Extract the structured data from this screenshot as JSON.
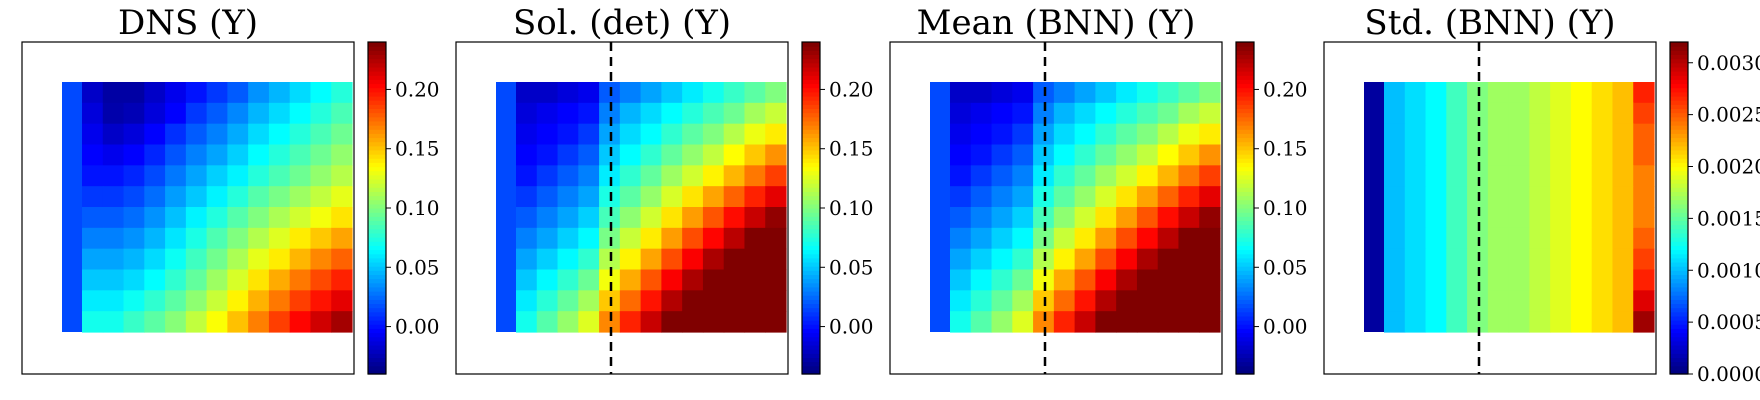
{
  "chart_data": [
    {
      "type": "heatmap",
      "title": "DNS (Y)",
      "colormap": "jet",
      "vmin": -0.04,
      "vmax": 0.24,
      "colorbar_ticks": [
        "0.00",
        "0.05",
        "0.10",
        "0.15",
        "0.20"
      ],
      "colorbar_tick_values": [
        0.0,
        0.05,
        0.1,
        0.15,
        0.2
      ],
      "left_strip": 0.015,
      "grid": [
        [
          -0.02,
          -0.03,
          -0.03,
          -0.02,
          -0.01,
          0.0,
          0.01,
          0.02,
          0.035,
          0.045,
          0.055,
          0.065,
          0.075
        ],
        [
          -0.015,
          -0.028,
          -0.025,
          -0.015,
          -0.005,
          0.01,
          0.02,
          0.032,
          0.045,
          0.055,
          0.065,
          0.075,
          0.085
        ],
        [
          -0.01,
          -0.02,
          -0.015,
          -0.005,
          0.008,
          0.02,
          0.03,
          0.042,
          0.055,
          0.065,
          0.075,
          0.085,
          0.095
        ],
        [
          -0.005,
          -0.01,
          -0.005,
          0.005,
          0.018,
          0.03,
          0.04,
          0.052,
          0.065,
          0.075,
          0.085,
          0.095,
          0.105
        ],
        [
          0.0,
          0.0,
          0.005,
          0.015,
          0.028,
          0.04,
          0.052,
          0.062,
          0.075,
          0.085,
          0.095,
          0.105,
          0.115
        ],
        [
          0.01,
          0.01,
          0.015,
          0.025,
          0.038,
          0.05,
          0.062,
          0.075,
          0.088,
          0.098,
          0.108,
          0.118,
          0.128
        ],
        [
          0.02,
          0.02,
          0.025,
          0.035,
          0.048,
          0.062,
          0.074,
          0.088,
          0.1,
          0.112,
          0.122,
          0.132,
          0.142
        ],
        [
          0.03,
          0.03,
          0.035,
          0.045,
          0.058,
          0.072,
          0.086,
          0.1,
          0.114,
          0.126,
          0.14,
          0.15,
          0.16
        ],
        [
          0.04,
          0.04,
          0.045,
          0.055,
          0.068,
          0.082,
          0.096,
          0.112,
          0.128,
          0.14,
          0.155,
          0.168,
          0.178
        ],
        [
          0.05,
          0.05,
          0.055,
          0.065,
          0.078,
          0.092,
          0.108,
          0.124,
          0.142,
          0.158,
          0.172,
          0.185,
          0.196
        ],
        [
          0.06,
          0.06,
          0.068,
          0.078,
          0.09,
          0.104,
          0.12,
          0.138,
          0.156,
          0.172,
          0.188,
          0.2,
          0.212
        ],
        [
          0.07,
          0.07,
          0.08,
          0.09,
          0.102,
          0.118,
          0.134,
          0.152,
          0.17,
          0.188,
          0.204,
          0.218,
          0.23
        ]
      ],
      "divider": false
    },
    {
      "type": "heatmap",
      "title": "Sol. (det) (Y)",
      "colormap": "jet",
      "vmin": -0.04,
      "vmax": 0.24,
      "colorbar_ticks": [
        "0.00",
        "0.05",
        "0.10",
        "0.15",
        "0.20"
      ],
      "colorbar_tick_values": [
        0.0,
        0.05,
        0.1,
        0.15,
        0.2
      ],
      "left_strip": 0.015,
      "grid": [
        [
          -0.02,
          -0.02,
          -0.015,
          -0.01,
          0.02,
          0.03,
          0.04,
          0.05,
          0.06,
          0.07,
          0.08,
          0.09,
          0.1
        ],
        [
          -0.015,
          -0.01,
          -0.005,
          0.0,
          0.03,
          0.045,
          0.055,
          0.065,
          0.075,
          0.085,
          0.095,
          0.11,
          0.12
        ],
        [
          -0.01,
          -0.005,
          0.0,
          0.01,
          0.04,
          0.055,
          0.065,
          0.078,
          0.09,
          0.1,
          0.115,
          0.13,
          0.14
        ],
        [
          -0.005,
          0.0,
          0.01,
          0.02,
          0.05,
          0.065,
          0.078,
          0.092,
          0.105,
          0.118,
          0.135,
          0.15,
          0.165
        ],
        [
          0.0,
          0.01,
          0.02,
          0.03,
          0.06,
          0.078,
          0.092,
          0.108,
          0.122,
          0.138,
          0.155,
          0.172,
          0.188
        ],
        [
          0.01,
          0.02,
          0.03,
          0.04,
          0.072,
          0.09,
          0.106,
          0.124,
          0.142,
          0.16,
          0.178,
          0.196,
          0.212
        ],
        [
          0.02,
          0.03,
          0.04,
          0.052,
          0.084,
          0.104,
          0.122,
          0.142,
          0.162,
          0.182,
          0.202,
          0.22,
          0.235
        ],
        [
          0.03,
          0.04,
          0.052,
          0.064,
          0.098,
          0.12,
          0.14,
          0.162,
          0.184,
          0.204,
          0.224,
          0.24,
          0.24
        ],
        [
          0.04,
          0.052,
          0.064,
          0.078,
          0.114,
          0.138,
          0.16,
          0.184,
          0.206,
          0.228,
          0.24,
          0.24,
          0.24
        ],
        [
          0.05,
          0.064,
          0.078,
          0.094,
          0.132,
          0.158,
          0.182,
          0.206,
          0.228,
          0.24,
          0.24,
          0.24,
          0.24
        ],
        [
          0.06,
          0.076,
          0.092,
          0.11,
          0.15,
          0.176,
          0.2,
          0.226,
          0.24,
          0.24,
          0.24,
          0.24,
          0.24
        ],
        [
          0.07,
          0.088,
          0.106,
          0.126,
          0.168,
          0.196,
          0.22,
          0.24,
          0.24,
          0.24,
          0.24,
          0.24,
          0.24
        ]
      ],
      "divider": true
    },
    {
      "type": "heatmap",
      "title": "Mean (BNN) (Y)",
      "colormap": "jet",
      "vmin": -0.04,
      "vmax": 0.24,
      "colorbar_ticks": [
        "0.00",
        "0.05",
        "0.10",
        "0.15",
        "0.20"
      ],
      "colorbar_tick_values": [
        0.0,
        0.05,
        0.1,
        0.15,
        0.2
      ],
      "left_strip": 0.015,
      "grid": [
        [
          -0.02,
          -0.02,
          -0.015,
          -0.01,
          0.02,
          0.03,
          0.04,
          0.05,
          0.06,
          0.07,
          0.08,
          0.09,
          0.1
        ],
        [
          -0.015,
          -0.01,
          -0.005,
          0.0,
          0.03,
          0.045,
          0.055,
          0.065,
          0.075,
          0.085,
          0.095,
          0.11,
          0.12
        ],
        [
          -0.01,
          -0.005,
          0.0,
          0.01,
          0.04,
          0.055,
          0.065,
          0.078,
          0.09,
          0.1,
          0.115,
          0.13,
          0.14
        ],
        [
          -0.005,
          0.0,
          0.01,
          0.02,
          0.05,
          0.065,
          0.078,
          0.092,
          0.105,
          0.118,
          0.135,
          0.15,
          0.165
        ],
        [
          0.0,
          0.01,
          0.02,
          0.03,
          0.06,
          0.078,
          0.092,
          0.108,
          0.122,
          0.138,
          0.155,
          0.172,
          0.188
        ],
        [
          0.01,
          0.02,
          0.03,
          0.04,
          0.072,
          0.09,
          0.106,
          0.124,
          0.142,
          0.16,
          0.178,
          0.196,
          0.212
        ],
        [
          0.02,
          0.03,
          0.04,
          0.052,
          0.084,
          0.104,
          0.122,
          0.142,
          0.162,
          0.182,
          0.202,
          0.22,
          0.235
        ],
        [
          0.03,
          0.04,
          0.052,
          0.064,
          0.098,
          0.12,
          0.14,
          0.162,
          0.184,
          0.204,
          0.224,
          0.24,
          0.24
        ],
        [
          0.04,
          0.052,
          0.064,
          0.078,
          0.114,
          0.138,
          0.16,
          0.184,
          0.206,
          0.228,
          0.24,
          0.24,
          0.24
        ],
        [
          0.05,
          0.064,
          0.078,
          0.094,
          0.132,
          0.158,
          0.182,
          0.206,
          0.228,
          0.24,
          0.24,
          0.24,
          0.24
        ],
        [
          0.06,
          0.076,
          0.092,
          0.11,
          0.15,
          0.176,
          0.2,
          0.226,
          0.24,
          0.24,
          0.24,
          0.24,
          0.24
        ],
        [
          0.07,
          0.088,
          0.106,
          0.126,
          0.168,
          0.196,
          0.22,
          0.24,
          0.24,
          0.24,
          0.24,
          0.24,
          0.24
        ]
      ],
      "divider": true
    },
    {
      "type": "heatmap",
      "title": "Std. (BNN) (Y)",
      "colormap": "jet",
      "vmin": 0.0,
      "vmax": 0.0032,
      "colorbar_ticks": [
        "0.0000",
        "0.0005",
        "0.0010",
        "0.0015",
        "0.0020",
        "0.0025",
        "0.0030"
      ],
      "colorbar_tick_values": [
        0.0,
        0.0005,
        0.001,
        0.0015,
        0.002,
        0.0025,
        0.003
      ],
      "left_strip": 0.0001,
      "grid": [
        [
          0.001,
          0.0011,
          0.0012,
          0.0014,
          0.0016,
          0.0017,
          0.0017,
          0.0018,
          0.0019,
          0.002,
          0.0021,
          0.0022,
          0.0027
        ],
        [
          0.001,
          0.0011,
          0.0012,
          0.0014,
          0.0016,
          0.0017,
          0.0017,
          0.0018,
          0.0019,
          0.002,
          0.0021,
          0.0022,
          0.0026
        ],
        [
          0.001,
          0.0011,
          0.0012,
          0.0014,
          0.0016,
          0.0017,
          0.0017,
          0.0018,
          0.0019,
          0.002,
          0.0021,
          0.0022,
          0.0025
        ],
        [
          0.001,
          0.0011,
          0.0012,
          0.0014,
          0.0016,
          0.0017,
          0.0017,
          0.0018,
          0.0019,
          0.002,
          0.0021,
          0.0022,
          0.0025
        ],
        [
          0.001,
          0.0011,
          0.0012,
          0.0014,
          0.0016,
          0.0017,
          0.0017,
          0.0018,
          0.0019,
          0.002,
          0.0021,
          0.0022,
          0.0024
        ],
        [
          0.001,
          0.0011,
          0.0012,
          0.0014,
          0.0016,
          0.0017,
          0.0017,
          0.0018,
          0.0019,
          0.002,
          0.0021,
          0.0022,
          0.0024
        ],
        [
          0.001,
          0.0011,
          0.0012,
          0.0014,
          0.0016,
          0.0017,
          0.0017,
          0.0018,
          0.0019,
          0.002,
          0.0021,
          0.0022,
          0.0024
        ],
        [
          0.001,
          0.0011,
          0.0012,
          0.0014,
          0.0016,
          0.0017,
          0.0017,
          0.0018,
          0.0019,
          0.002,
          0.0021,
          0.0022,
          0.0025
        ],
        [
          0.001,
          0.0011,
          0.0012,
          0.0014,
          0.0016,
          0.0017,
          0.0017,
          0.0018,
          0.0019,
          0.002,
          0.0021,
          0.0022,
          0.0026
        ],
        [
          0.001,
          0.0011,
          0.0012,
          0.0014,
          0.0016,
          0.0017,
          0.0017,
          0.0018,
          0.0019,
          0.002,
          0.0021,
          0.0022,
          0.0027
        ],
        [
          0.001,
          0.0011,
          0.0012,
          0.0014,
          0.0016,
          0.0017,
          0.0017,
          0.0018,
          0.0019,
          0.002,
          0.0021,
          0.0022,
          0.0029
        ],
        [
          0.001,
          0.0011,
          0.0012,
          0.0014,
          0.0016,
          0.0017,
          0.0017,
          0.0018,
          0.0019,
          0.002,
          0.0021,
          0.0022,
          0.0031
        ]
      ],
      "divider": true
    }
  ]
}
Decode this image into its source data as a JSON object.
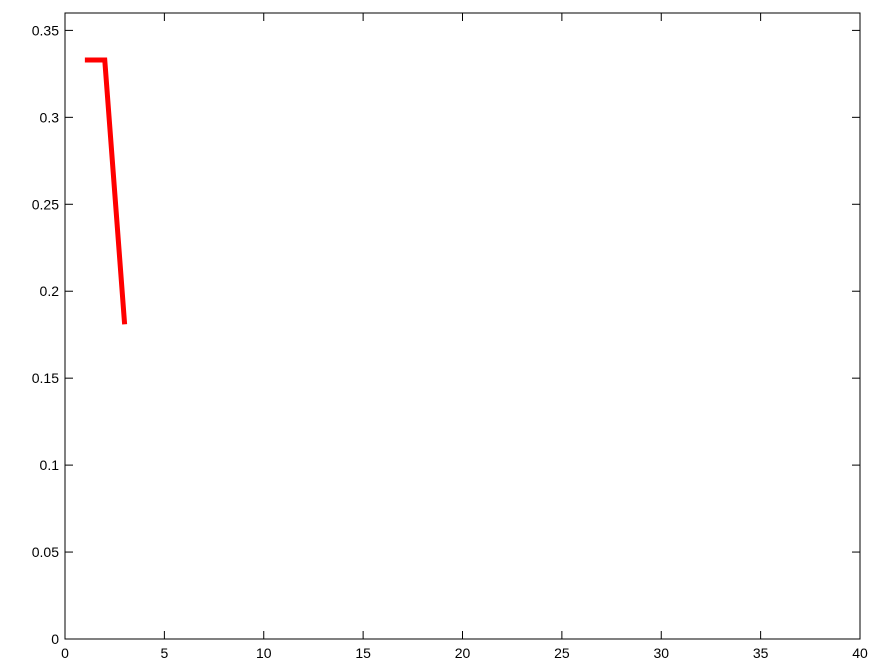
{
  "chart_data": {
    "type": "line",
    "title": "",
    "xlabel": "",
    "ylabel": "",
    "xlim": [
      0,
      40
    ],
    "ylim": [
      0,
      0.36
    ],
    "x_ticks": [
      0,
      5,
      10,
      15,
      20,
      25,
      30,
      35,
      40
    ],
    "x_tick_labels": [
      "0",
      "5",
      "10",
      "15",
      "20",
      "25",
      "30",
      "35",
      "40"
    ],
    "y_ticks": [
      0,
      0.05,
      0.1,
      0.15,
      0.2,
      0.25,
      0.3,
      0.35
    ],
    "y_tick_labels": [
      "0",
      "0.05",
      "0.1",
      "0.15",
      "0.2",
      "0.25",
      "0.3",
      "0.35"
    ],
    "grid": false,
    "box": true,
    "series": [
      {
        "color": "#ff0000",
        "x": [
          1,
          2,
          3
        ],
        "y": [
          0.333,
          0.333,
          0.181
        ]
      }
    ]
  }
}
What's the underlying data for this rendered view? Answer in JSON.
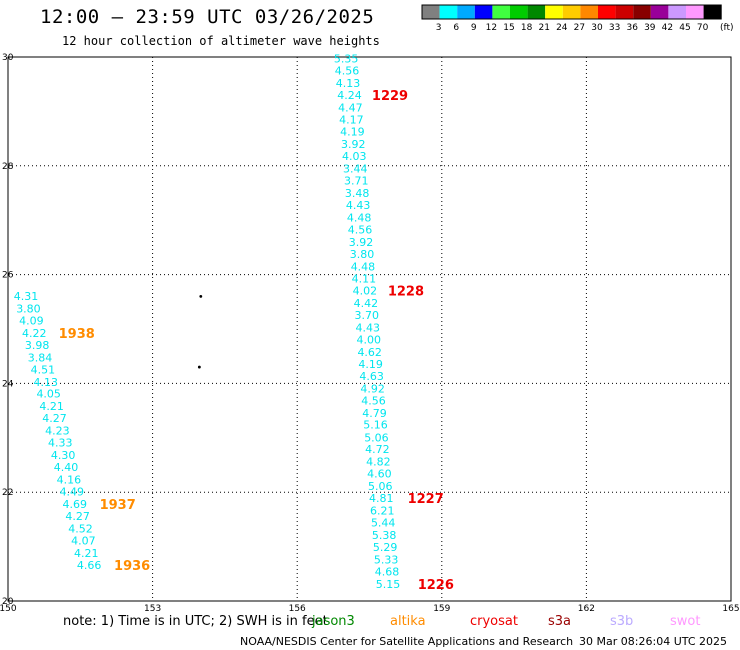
{
  "header": {
    "title": "12:00 — 23:59 UTC 03/26/2025",
    "subtitle": "12 hour collection of altimeter wave heights"
  },
  "color_scale": {
    "unit_label": "(ft)",
    "bins": [
      {
        "label": "3",
        "color": "#808080"
      },
      {
        "label": "6",
        "color": "#00ffff"
      },
      {
        "label": "9",
        "color": "#00aaff"
      },
      {
        "label": "12",
        "color": "#0000ff"
      },
      {
        "label": "15",
        "color": "#40ff40"
      },
      {
        "label": "18",
        "color": "#00cc00"
      },
      {
        "label": "21",
        "color": "#008800"
      },
      {
        "label": "24",
        "color": "#ffff00"
      },
      {
        "label": "27",
        "color": "#ffcc00"
      },
      {
        "label": "30",
        "color": "#ff8800"
      },
      {
        "label": "33",
        "color": "#ff0000"
      },
      {
        "label": "36",
        "color": "#cc0000"
      },
      {
        "label": "39",
        "color": "#880000"
      },
      {
        "label": "42",
        "color": "#990099"
      },
      {
        "label": "45",
        "color": "#cc99ff"
      },
      {
        "label": "70",
        "color": "#ff99ff"
      },
      {
        "label": "",
        "color": "#000000"
      }
    ]
  },
  "map": {
    "lon_ticks": [
      "150",
      "153",
      "156",
      "159",
      "162",
      "165"
    ],
    "lat_ticks": [
      "20",
      "22",
      "24",
      "26",
      "28",
      "30"
    ],
    "lon_range": [
      150,
      165
    ],
    "lat_range": [
      20,
      30
    ]
  },
  "tracks": [
    {
      "color": "#00e5ee",
      "points": [
        {
          "lat": 29.97,
          "lon": 156.76,
          "v": "5.35"
        },
        {
          "lat": 29.75,
          "lon": 156.78,
          "v": "4.56"
        },
        {
          "lat": 29.52,
          "lon": 156.8,
          "v": "4.13"
        },
        {
          "lat": 29.3,
          "lon": 156.83,
          "v": "4.24"
        },
        {
          "lat": 29.07,
          "lon": 156.85,
          "v": "4.47"
        },
        {
          "lat": 28.85,
          "lon": 156.87,
          "v": "4.17"
        },
        {
          "lat": 28.63,
          "lon": 156.89,
          "v": "4.19"
        },
        {
          "lat": 28.4,
          "lon": 156.91,
          "v": "3.92"
        },
        {
          "lat": 28.18,
          "lon": 156.93,
          "v": "4.03"
        },
        {
          "lat": 27.95,
          "lon": 156.95,
          "v": "3.44"
        },
        {
          "lat": 27.73,
          "lon": 156.97,
          "v": "3.71"
        },
        {
          "lat": 27.5,
          "lon": 156.99,
          "v": "3.48"
        },
        {
          "lat": 27.28,
          "lon": 157.01,
          "v": "4.43"
        },
        {
          "lat": 27.05,
          "lon": 157.03,
          "v": "4.48"
        },
        {
          "lat": 26.83,
          "lon": 157.05,
          "v": "4.56"
        },
        {
          "lat": 26.6,
          "lon": 157.07,
          "v": "3.92"
        },
        {
          "lat": 26.38,
          "lon": 157.09,
          "v": "3.80"
        },
        {
          "lat": 26.15,
          "lon": 157.11,
          "v": "4.48"
        },
        {
          "lat": 25.93,
          "lon": 157.13,
          "v": "4.11"
        },
        {
          "lat": 25.71,
          "lon": 157.15,
          "v": "4.02"
        },
        {
          "lat": 25.48,
          "lon": 157.17,
          "v": "4.42"
        },
        {
          "lat": 25.26,
          "lon": 157.19,
          "v": "3.70"
        },
        {
          "lat": 25.03,
          "lon": 157.21,
          "v": "4.43"
        },
        {
          "lat": 24.81,
          "lon": 157.23,
          "v": "4.00"
        },
        {
          "lat": 24.58,
          "lon": 157.25,
          "v": "4.62"
        },
        {
          "lat": 24.36,
          "lon": 157.27,
          "v": "4.19"
        },
        {
          "lat": 24.14,
          "lon": 157.29,
          "v": "4.63"
        },
        {
          "lat": 23.91,
          "lon": 157.31,
          "v": "4.92"
        },
        {
          "lat": 23.69,
          "lon": 157.33,
          "v": "4.56"
        },
        {
          "lat": 23.46,
          "lon": 157.35,
          "v": "4.79"
        },
        {
          "lat": 23.24,
          "lon": 157.37,
          "v": "5.16"
        },
        {
          "lat": 23.01,
          "lon": 157.39,
          "v": "5.06"
        },
        {
          "lat": 22.79,
          "lon": 157.41,
          "v": "4.72"
        },
        {
          "lat": 22.56,
          "lon": 157.43,
          "v": "4.82"
        },
        {
          "lat": 22.34,
          "lon": 157.45,
          "v": "4.60"
        },
        {
          "lat": 22.11,
          "lon": 157.47,
          "v": "5.06"
        },
        {
          "lat": 21.89,
          "lon": 157.49,
          "v": "4.81"
        },
        {
          "lat": 21.66,
          "lon": 157.51,
          "v": "6.21"
        },
        {
          "lat": 21.44,
          "lon": 157.53,
          "v": "5.44"
        },
        {
          "lat": 21.21,
          "lon": 157.55,
          "v": "5.38"
        },
        {
          "lat": 20.99,
          "lon": 157.57,
          "v": "5.29"
        },
        {
          "lat": 20.76,
          "lon": 157.59,
          "v": "5.33"
        },
        {
          "lat": 20.54,
          "lon": 157.61,
          "v": "4.68"
        },
        {
          "lat": 20.31,
          "lon": 157.63,
          "v": "5.15"
        }
      ]
    },
    {
      "color": "#00e5ee",
      "points": [
        {
          "lat": 25.61,
          "lon": 150.12,
          "v": "4.31"
        },
        {
          "lat": 25.38,
          "lon": 150.17,
          "v": "3.80"
        },
        {
          "lat": 25.16,
          "lon": 150.23,
          "v": "4.09"
        },
        {
          "lat": 24.93,
          "lon": 150.29,
          "v": "4.22"
        },
        {
          "lat": 24.71,
          "lon": 150.35,
          "v": "3.98"
        },
        {
          "lat": 24.48,
          "lon": 150.41,
          "v": "3.84"
        },
        {
          "lat": 24.26,
          "lon": 150.47,
          "v": "4.51"
        },
        {
          "lat": 24.03,
          "lon": 150.53,
          "v": "4.13"
        },
        {
          "lat": 23.81,
          "lon": 150.59,
          "v": "4.05"
        },
        {
          "lat": 23.58,
          "lon": 150.65,
          "v": "4.21"
        },
        {
          "lat": 23.36,
          "lon": 150.71,
          "v": "4.27"
        },
        {
          "lat": 23.13,
          "lon": 150.77,
          "v": "4.23"
        },
        {
          "lat": 22.91,
          "lon": 150.83,
          "v": "4.33"
        },
        {
          "lat": 22.68,
          "lon": 150.89,
          "v": "4.30"
        },
        {
          "lat": 22.46,
          "lon": 150.95,
          "v": "4.40"
        },
        {
          "lat": 22.23,
          "lon": 151.01,
          "v": "4.16"
        },
        {
          "lat": 22.01,
          "lon": 151.07,
          "v": "4.49"
        },
        {
          "lat": 21.78,
          "lon": 151.13,
          "v": "4.69"
        },
        {
          "lat": 21.56,
          "lon": 151.19,
          "v": "4.27"
        },
        {
          "lat": 21.33,
          "lon": 151.25,
          "v": "4.52"
        },
        {
          "lat": 21.11,
          "lon": 151.31,
          "v": "4.07"
        },
        {
          "lat": 20.88,
          "lon": 151.37,
          "v": "4.21"
        },
        {
          "lat": 20.66,
          "lon": 151.43,
          "v": "4.66"
        }
      ]
    }
  ],
  "time_labels": [
    {
      "text": "1229",
      "lat": 29.3,
      "lon": 157.55,
      "color": "#ee0000"
    },
    {
      "text": "1228",
      "lat": 25.71,
      "lon": 157.88,
      "color": "#ee0000"
    },
    {
      "text": "1227",
      "lat": 21.89,
      "lon": 158.29,
      "color": "#ee0000"
    },
    {
      "text": "1226",
      "lat": 20.31,
      "lon": 158.5,
      "color": "#ee0000"
    },
    {
      "text": "1938",
      "lat": 24.93,
      "lon": 151.05,
      "color": "#ff8c00"
    },
    {
      "text": "1937",
      "lat": 21.78,
      "lon": 151.9,
      "color": "#ff8c00"
    },
    {
      "text": "1936",
      "lat": 20.66,
      "lon": 152.2,
      "color": "#ff8c00"
    }
  ],
  "dots": [
    {
      "lat": 25.6,
      "lon": 154.0
    },
    {
      "lat": 24.3,
      "lon": 153.97
    }
  ],
  "footer": {
    "note": "note:  1) Time is in UTC; 2) SWH is in feet",
    "satellites": [
      {
        "name": "jason3",
        "color": "#008800"
      },
      {
        "name": "altika",
        "color": "#ff8c00"
      },
      {
        "name": "cryosat",
        "color": "#ee0000"
      },
      {
        "name": "s3a",
        "color": "#990000"
      },
      {
        "name": "s3b",
        "color": "#bbaaff"
      },
      {
        "name": "swot",
        "color": "#ff99ff"
      }
    ],
    "credit": "NOAA/NESDIS Center for Satellite Applications and Research",
    "timestamp": "30 Mar 08:26:04 UTC 2025"
  }
}
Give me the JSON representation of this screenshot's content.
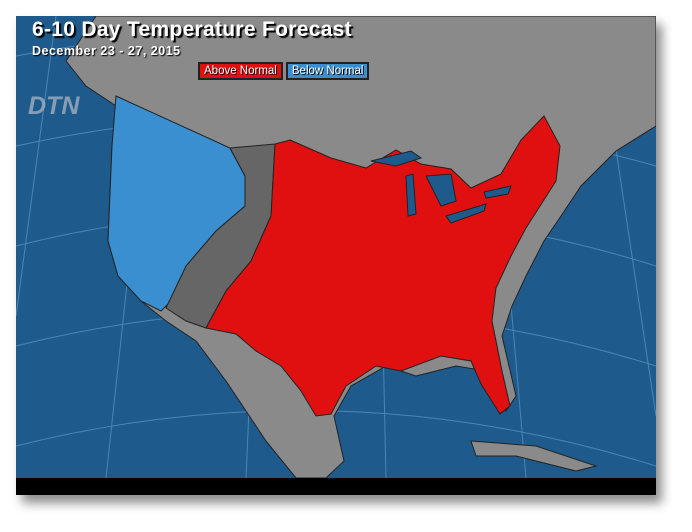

━━━━━━━━━━━━━━━━━━━━

EXERCISE DIRECTIONS =
Check each line of the entries for the string "JSON". Copy the lines that have it.

COMPLETED TASK =
Extract the structured data from this screenshot as JSON.
Decode this image into its source data as a JSON object.
What's the underlying data for this rendered view? Answer in JSON.
Give me the JSON representation of this screenshot's content.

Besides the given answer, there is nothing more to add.